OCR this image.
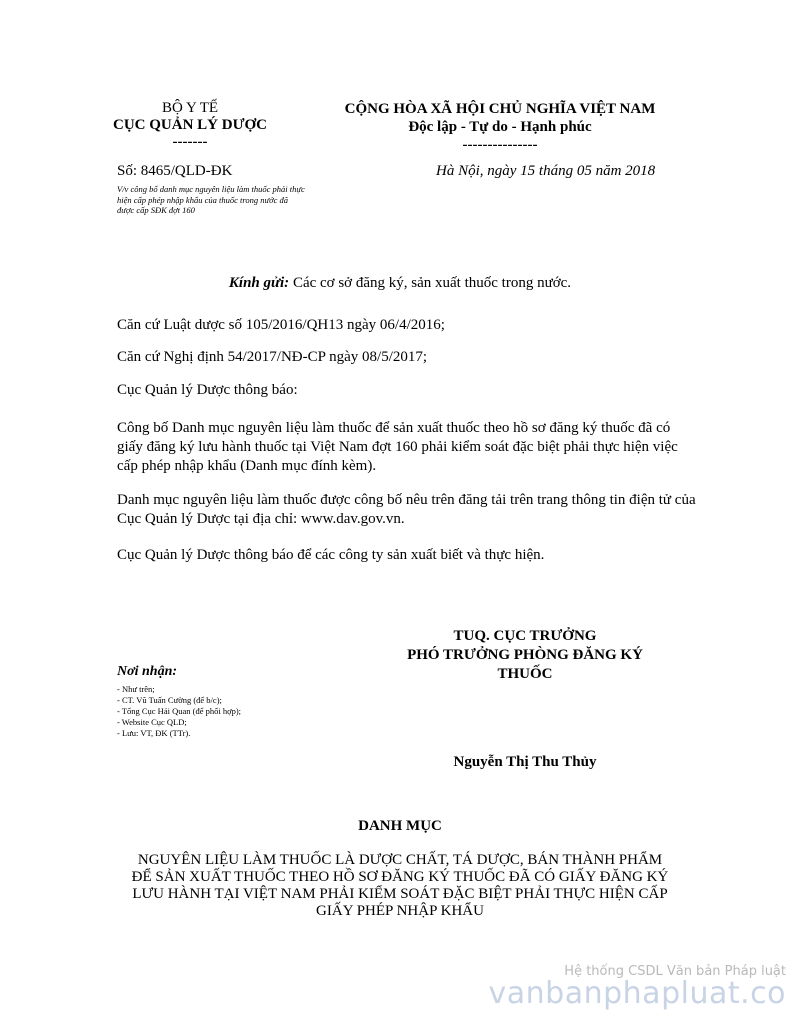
BỘ Y TẾ
CỤC QUẢN LÝ DƯỢC
-------
CỘNG HÒA XÃ HỘI CHỦ NGHĨA VIỆT NAM
Độc lập - Tự do - Hạnh phúc
---------------
Số: 8465/QLD-ĐK
V/v công bố danh mục nguyên liệu làm thuốc phải thực hiện cấp phép nhập khẩu của thuốc trong nước đã được cấp SĐK đợt 160
Hà Nội, ngày 15 tháng 05 năm 2018
Kính gửi: Các cơ sở đăng ký, sản xuất thuốc trong nước.
Căn cứ Luật dược số 105/2016/QH13 ngày 06/4/2016;
Căn cứ Nghị định 54/2017/NĐ-CP ngày 08/5/2017;
Cục Quản lý Dược thông báo:
Công bố Danh mục nguyên liệu làm thuốc để sản xuất thuốc theo hồ sơ đăng ký thuốc đã có giấy đăng ký lưu hành thuốc tại Việt Nam đợt 160 phải kiểm soát đặc biệt phải thực hiện việc cấp phép nhập khẩu (Danh mục đính kèm).
Danh mục nguyên liệu làm thuốc được công bố nêu trên đăng tải trên trang thông tin điện tử của Cục Quản lý Dược tại địa chỉ: www.dav.gov.vn.
Cục Quản lý Dược thông báo để các công ty sản xuất biết và thực hiện.
TUQ. CỤC TRƯỞNG
PHÓ TRƯỞNG PHÒNG ĐĂNG KÝ
THUỐC
Nguyễn Thị Thu Thủy
Nơi nhận:
- Như trên;
- CT. Vũ Tuấn Cường (để b/c);
- Tổng Cục Hải Quan (để phối hợp);
- Website Cục QLD;
- Lưu: VT, ĐK (TTr).
DANH MỤC
NGUYÊN LIỆU LÀM THUỐC LÀ DƯỢC CHẤT, TÁ DƯỢC, BÁN THÀNH PHẨM
ĐỂ SẢN XUẤT THUỐC THEO HỒ SƠ ĐĂNG KÝ THUỐC ĐÃ CÓ GIẤY ĐĂNG KÝ
LƯU HÀNH TẠI VIỆT NAM PHẢI KIỂM SOÁT ĐẶC BIỆT PHẢI THỰC HIỆN CẤP
GIẤY PHÉP NHẬP KHẨU
Hệ thống CSDL Văn bản Pháp luật
vanbanphapluat.co
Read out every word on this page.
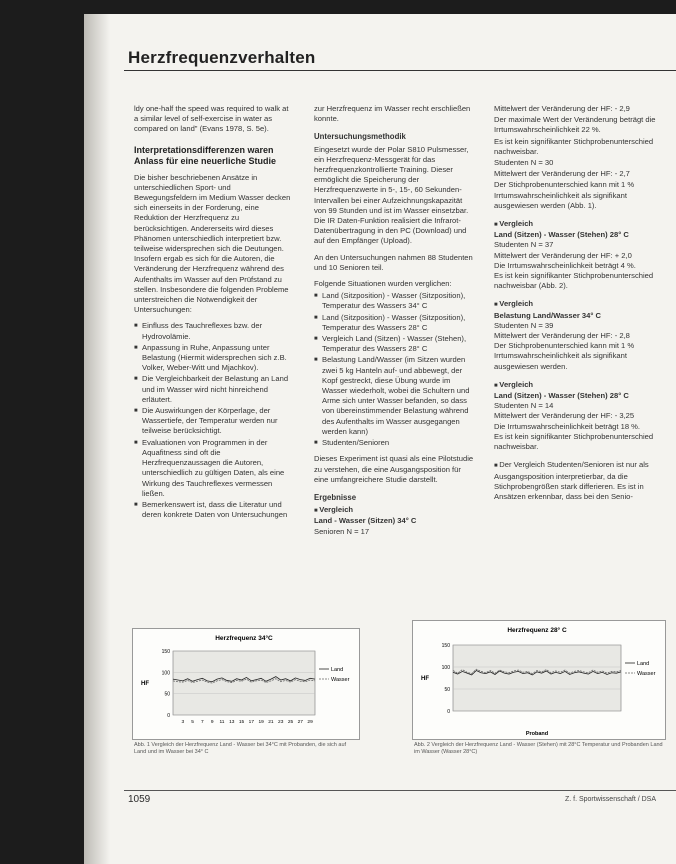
Herzfrequenzverhalten

ldy one-half the speed was required to walk at a similar level of self-exercise in water as compared on land" (Evans 1978, S. 5e).

Interpretationsdifferenzen waren Anlass für eine neuerliche Studie

Die bisher beschriebenen Ansätze in unterschiedlichen Sport- und Bewegungsfeldern im Medium Wasser decken sich einerseits in der Forderung, eine Reduktion der Herzfrequenz zu berücksichtigen. Andererseits wird dieses Phänomen unterschiedlich interpretiert bzw. teilweise widersprechen sich die Deutungen. Insofern ergab es sich für die Autoren, die Veränderung der Herzfrequenz während des Aufenthalts im Wasser auf den Prüfstand zu stellen. Insbesondere die folgenden Probleme unterstreichen die Notwendigkeit der Untersuchungen:

■ Einfluss des Tauchreflexes bzw. der Hydrovolämie.
■ Anpassung in Ruhe, Anpassung unter Belastung (Hiermit widersprechen sich z.B. Volker, Weber-Witt und Mjachkov).
■ Die Vergleichbarkeit der Belastung an Land und im Wasser wird nicht hinreichend erläutert.
■ Die Auswirkungen der Körperlage, der Wassertiefe, der Temperatur werden nur teilweise berücksichtigt.
■ Evaluationen von Programmen in der Aquafitness sind oft die Herzfrequenzaussagen die Autoren, unterschiedlich zu gültigen Daten, als eine Wirkung des Tauchreflexes vermessen ließen.
■ Bemerkenswert ist, dass die Literatur und deren konkrete Daten von Untersuchungen

zur Herzfrequenz im Wasser recht erschließen konnte.

Untersuchungsmethodik

Eingesetzt wurde der Polar S810 Pulsmesser, ein Herzfrequenz-Messgerät für das herzfrequenzkontrollierte Training. Dieser ermöglicht die Speicherung der Herzfrequenzwerte in 5-, 15-, 60 Sekunden-Intervallen bei einer Aufzeichnungskapazität von 99 Stunden und ist im Wasser einsetzbar. Die IR Daten-Funktion realisiert die Infrarot-Datenübertragung in den PC (Download) und auf den Empfänger (Upload).

An den Untersuchungen nahmen 88 Studenten und 10 Senioren teil.

Folgende Situationen wurden verglichen:

■ Land (Sitzposition) - Wasser (Sitzposition), Temperatur des Wassers 34° C
■ Land (Sitzposition) - Wasser (Sitzposition), Temperatur des Wassers 28° C
■ Vergleich Land (Sitzen) - Wasser (Stehen), Temperatur des Wassers 28° C
■ Belastung Land/Wasser (im Sitzen wurden zwei 5 kg Hanteln auf- und abbewegt, der Kopf gestreckt, diese Übung wurde im Wasser wiederholt, wobei die Schultern und Arme sich unter Wasser befanden, so dass von übereinstimmender Belastung während des Aufenthalts im Wasser ausgegangen werden kann)
■ Studenten/Senioren

Dieses Experiment ist quasi als eine Pilotstudie zu verstehen, die eine Ausgangsposition für eine umfangreichere Studie darstellt.

Ergebnisse
■ Vergleich
Land - Wasser (Sitzen) 34° C
Senioren N = 17

Mittelwert der Veränderung der HF: - 2,9

Der maximale Wert der Veränderung beträgt die Irrtumswahrscheinlichkeit 22 %.

Es ist kein signifikanter Stichprobenunterschied nachweisbar.

Studenten N = 30

Mittelwert der Veränderung der HF: - 2,7

Der Stichprobenunterschied kann mit 1 % Irrtumswahrscheinlichkeit als signifikant ausgewiesen werden (Abb. 1).

■ Vergleich
Land (Sitzen) - Wasser (Stehen) 28° C
Studenten N = 37
Mittelwert der Veränderung der HF: + 2,0
Die Irrtumswahrscheinlichkeit beträgt 4 %.
Es ist kein signifikanter Stichprobenunterschied nachweisbar (Abb. 2).
■ Vergleich
Belastung Land/Wasser 34° C
Studenten N = 39
Mittelwert der Veränderung der HF: - 2,8
Der Stichprobenunterschied kann mit 1 % Irrtumswahrscheinlichkeit als signifikant ausgewiesen werden.
■ Vergleich
Land (Sitzen) - Wasser (Stehen) 28° C
Studenten N = 14
Mittelwert der Veränderung der HF: - 3,25
Die Irrtumswahrscheinlichkeit beträgt 18 %.
Es ist kein signifikanter Stichprobenunterschied nachweisbar.
■ Der Vergleich Studenten/Senioren ist nur als Ausgangsposition interpretierbar, da die Stichprobengrößen stark differieren. Es ist in Ansätzen erkennbar, dass bei den Senio-
Herzfrequenz 34°C
0
50
100
150
HF
3 5 7 9 11 13 15 17 19 21 23 25 27 29
Land
Wasser
Abb. 1 Vergleich der Herzfrequenz Land - Wasser bei 34°C mit Probanden, die sich auf Land und im Wasser bei 34° C
Herzfrequenz 28° C
0
50
100
150
HF
Proband
Land
Wasser
Abb. 2 Vergleich der Herzfrequenz Land - Wasser (Stehen) mit 28°C Temperatur und Probanden Land im Wasser (Wasser 28°C)
1059	Z. f. Sportwissenschaft / DSA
━━━
A faithful copy of the records above is needed, with the pictures left out.

OCR this image.
BỘ Y TẾ
CỤC QUẢN LÝ DƯỢC
-------
CỘNG HÒA XÃ HỘI CHỦ NGHĨA VIỆT NAM
Độc lập - Tự do - Hạnh phúc
---------------
Số: 8465/QLD-ĐK
V/v công bố danh mục nguyên liệu làm thuốc phải thực hiện cấp phép nhập khẩu của thuốc trong nước đã được cấp SĐK đợt 160
Hà Nội, ngày 15 tháng 05 năm 2018
Kính gửi: Các cơ sở đăng ký, sản xuất thuốc trong nước.
Căn cứ Luật dược số 105/2016/QH13 ngày 06/4/2016;
Căn cứ Nghị định 54/2017/NĐ-CP ngày 08/5/2017;
Cục Quản lý Dược thông báo:
Công bố Danh mục nguyên liệu làm thuốc để sản xuất thuốc theo hồ sơ đăng ký thuốc đã có giấy đăng ký lưu hành thuốc tại Việt Nam đợt 160 phải kiểm soát đặc biệt phải thực hiện việc cấp phép nhập khẩu (Danh mục đính kèm).
Danh mục nguyên liệu làm thuốc được công bố nêu trên đăng tải trên trang thông tin điện tử của Cục Quản lý Dược tại địa chỉ: www.dav.gov.vn.
Cục Quản lý Dược thông báo để các công ty sản xuất biết và thực hiện.
TUQ. CỤC TRƯỞNG
PHÓ TRƯỞNG PHÒNG ĐĂNG KÝ
THUỐC
Nguyễn Thị Thu Thủy
Nơi nhận:
- Như trên;
- CT. Vũ Tuấn Cường (để b/c);
- Tổng Cục Hải Quan (để phối hợp);
- Website Cục QLD;
- Lưu: VT, ĐK (TTr).
DANH MỤC
NGUYÊN LIỆU LÀM THUỐC LÀ DƯỢC CHẤT, TÁ DƯỢC, BÁN THÀNH PHẨM
ĐỂ SẢN XUẤT THUỐC THEO HỒ SƠ ĐĂNG KÝ THUỐC ĐÃ CÓ GIẤY ĐĂNG KÝ
LƯU HÀNH TẠI VIỆT NAM PHẢI KIỂM SOÁT ĐẶC BIỆT PHẢI THỰC HIỆN CẤP
GIẤY PHÉP NHẬP KHẨU
Hệ thống CSDL Văn bản Pháp luật
vanbanphapluat.co
Read out every word on this page.
Herzfrequenzverhalten

ldy one-half the speed was required to walk at a similar level of self-exercise in water as compared on land" (Evans 1978, S. 5e).

Interpretationsdifferenzen waren Anlass für eine neuerliche Studie

Die bisher beschriebenen Ansätze in unterschiedlichen Sport- und Bewegungsfeldern im Medium Wasser decken sich einerseits in der Forderung, eine Reduktion der Herzfrequenz zu berücksichtigen. Andererseits wird dieses Phänomen unterschiedlich interpretiert bzw. teilweise widersprechen sich die Deutungen. Insofern ergab es sich für die Autoren, die Veränderung der Herzfrequenz während des Aufenthalts im Wasser auf den Prüfstand zu stellen. Insbesondere die folgenden Probleme unterstreichen die Notwendigkeit der Untersuchungen:

■ Einfluss des Tauchreflexes bzw. der Hydrovolämie.
■ Anpassung in Ruhe, Anpassung unter Belastung (Hiermit widersprechen sich z.B. Volker, Weber-Witt und Mjachkov).
■ Die Vergleichbarkeit der Belastung an Land und im Wasser wird nicht hinreichend erläutert.
■ Die Auswirkungen der Körperlage, der Wassertiefe, der Temperatur werden nur teilweise berücksichtigt.
■ Evaluationen von Programmen in der Aquafitness sind oft die Herzfrequenzaussagen die Autoren, unterschiedlich zu gültigen Daten, als eine Wirkung des Tauchreflexes vermessen ließen.
■ Bemerkenswert ist, dass die Literatur und deren konkrete Daten von Untersuchungen

zur Herzfrequenz im Wasser recht erschließen konnte.

Untersuchungsmethodik

Eingesetzt wurde der Polar S810 Pulsmesser, ein Herzfrequenz-Messgerät für das herzfrequenzkontrollierte Training. Dieser ermöglicht die Speicherung der Herzfrequenzwerte in 5-, 15-, 60 Sekunden-Intervallen bei einer Aufzeichnungskapazität von 99 Stunden und ist im Wasser einsetzbar. Die IR Daten-Funktion realisiert die Infrarot-Datenübertragung in den PC (Download) und auf den Empfänger (Upload).

An den Untersuchungen nahmen 88 Studenten und 10 Senioren teil.

Folgende Situationen wurden verglichen:

■ Land (Sitzposition) - Wasser (Sitzposition), Temperatur des Wassers 34° C
■ Land (Sitzposition) - Wasser (Sitzposition), Temperatur des Wassers 28° C
■ Vergleich Land (Sitzen) - Wasser (Stehen), Temperatur des Wassers 28° C
■ Belastung Land/Wasser (im Sitzen wurden zwei 5 kg Hanteln auf- und abbewegt, der Kopf gestreckt, diese Übung wurde im Wasser wiederholt, wobei die Schultern und Arme sich unter Wasser befanden, so dass von übereinstimmender Belastung während des Aufenthalts im Wasser ausgegangen werden kann)
■ Studenten/Senioren

Dieses Experiment ist quasi als eine Pilotstudie zu verstehen, die eine Ausgangsposition für eine umfangreichere Studie darstellt.

Ergebnisse
■ Vergleich
Land - Wasser (Sitzen) 34° C
Senioren N = 17

Mittelwert der Veränderung der HF: - 2,9

Der maximale Wert der Veränderung beträgt die Irrtumswahrscheinlichkeit 22 %.

Es ist kein signifikanter Stichprobenunterschied nachweisbar.

Studenten N = 30

Mittelwert der Veränderung der HF: - 2,7

Der Stichprobenunterschied kann mit 1 % Irrtumswahrscheinlichkeit als signifikant ausgewiesen werden (Abb. 1).

■ Vergleich
Land (Sitzen) - Wasser (Stehen) 28° C
Studenten N = 37
Mittelwert der Veränderung der HF: + 2,0
Die Irrtumswahrscheinlichkeit beträgt 4 %.
Es ist kein signifikanter Stichprobenunterschied nachweisbar (Abb. 2).
■ Vergleich
Belastung Land/Wasser 34° C
Studenten N = 39
Mittelwert der Veränderung der HF: - 2,8
Der Stichprobenunterschied kann mit 1 % Irrtumswahrscheinlichkeit als signifikant ausgewiesen werden.
■ Vergleich
Land (Sitzen) - Wasser (Stehen) 28° C
Studenten N = 14
Mittelwert der Veränderung der HF: - 3,25
Die Irrtumswahrscheinlichkeit beträgt 18 %.
Es ist kein signifikanter Stichprobenunterschied nachweisbar.
■ Der Vergleich Studenten/Senioren ist nur als Ausgangsposition interpretierbar, da die Stichprobengrößen stark differieren. Es ist in Ansätzen erkennbar, dass bei den Senio-
Herzfrequenz 34°C
0
50
100
150
HF
3 5 7 9 11 13 15 17 19 21 23 25 27 29
Land
Wasser
Abb. 1 Vergleich der Herzfrequenz Land - Wasser bei 34°C mit Probanden, die sich auf Land und im Wasser bei 34° C
Herzfrequenz 28° C
0
50
100
150
HF
Proband
Land
Wasser
Abb. 2 Vergleich der Herzfrequenz Land - Wasser (Stehen) mit 28°C Temperatur und Probanden Land im Wasser (Wasser 28°C)
1059	Z. f. Sportwissenschaft / DSA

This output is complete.